EXERCISE - Find the lines of the data below that include "this". Report their number only.

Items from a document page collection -
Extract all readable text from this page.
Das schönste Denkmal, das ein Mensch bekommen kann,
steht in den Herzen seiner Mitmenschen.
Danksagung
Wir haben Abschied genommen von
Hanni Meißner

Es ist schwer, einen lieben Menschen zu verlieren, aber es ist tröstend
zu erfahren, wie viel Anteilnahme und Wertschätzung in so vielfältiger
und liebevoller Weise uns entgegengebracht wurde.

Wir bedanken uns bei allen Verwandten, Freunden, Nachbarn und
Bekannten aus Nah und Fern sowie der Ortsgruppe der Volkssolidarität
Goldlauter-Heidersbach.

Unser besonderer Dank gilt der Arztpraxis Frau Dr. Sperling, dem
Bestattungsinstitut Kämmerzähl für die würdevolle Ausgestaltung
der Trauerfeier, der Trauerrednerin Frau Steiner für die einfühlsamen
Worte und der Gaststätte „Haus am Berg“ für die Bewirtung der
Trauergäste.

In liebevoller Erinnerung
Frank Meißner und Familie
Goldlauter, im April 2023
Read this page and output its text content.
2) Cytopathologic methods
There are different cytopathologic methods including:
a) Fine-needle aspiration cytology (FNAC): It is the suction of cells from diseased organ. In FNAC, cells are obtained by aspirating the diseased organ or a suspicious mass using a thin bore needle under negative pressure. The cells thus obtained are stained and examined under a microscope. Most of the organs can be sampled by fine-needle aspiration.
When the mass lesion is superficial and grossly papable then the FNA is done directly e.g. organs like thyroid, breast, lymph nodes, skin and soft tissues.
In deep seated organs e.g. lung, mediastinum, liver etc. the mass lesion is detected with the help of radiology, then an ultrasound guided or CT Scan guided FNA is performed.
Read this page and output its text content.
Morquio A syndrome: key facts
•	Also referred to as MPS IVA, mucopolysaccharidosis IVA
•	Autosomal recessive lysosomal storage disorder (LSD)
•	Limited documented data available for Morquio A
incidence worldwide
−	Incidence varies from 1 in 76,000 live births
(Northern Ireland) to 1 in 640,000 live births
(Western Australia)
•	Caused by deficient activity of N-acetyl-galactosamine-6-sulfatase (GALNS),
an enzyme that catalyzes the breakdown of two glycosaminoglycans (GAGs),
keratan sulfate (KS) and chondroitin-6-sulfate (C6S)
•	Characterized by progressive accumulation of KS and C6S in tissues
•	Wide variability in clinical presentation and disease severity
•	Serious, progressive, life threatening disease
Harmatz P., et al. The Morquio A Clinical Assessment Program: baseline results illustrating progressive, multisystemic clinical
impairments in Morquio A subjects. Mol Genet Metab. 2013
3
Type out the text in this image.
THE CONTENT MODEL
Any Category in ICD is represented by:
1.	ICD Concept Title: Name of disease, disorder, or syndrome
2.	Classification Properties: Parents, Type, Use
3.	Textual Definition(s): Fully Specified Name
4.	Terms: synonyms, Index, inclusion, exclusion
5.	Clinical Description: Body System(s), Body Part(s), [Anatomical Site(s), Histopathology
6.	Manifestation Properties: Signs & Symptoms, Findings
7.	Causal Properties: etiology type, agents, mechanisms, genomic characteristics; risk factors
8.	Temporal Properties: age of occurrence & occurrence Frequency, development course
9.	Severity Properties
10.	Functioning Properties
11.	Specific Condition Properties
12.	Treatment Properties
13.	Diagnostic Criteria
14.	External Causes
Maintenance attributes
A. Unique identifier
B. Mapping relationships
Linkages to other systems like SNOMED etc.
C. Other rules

RESULT OF THE EXERCISE - 4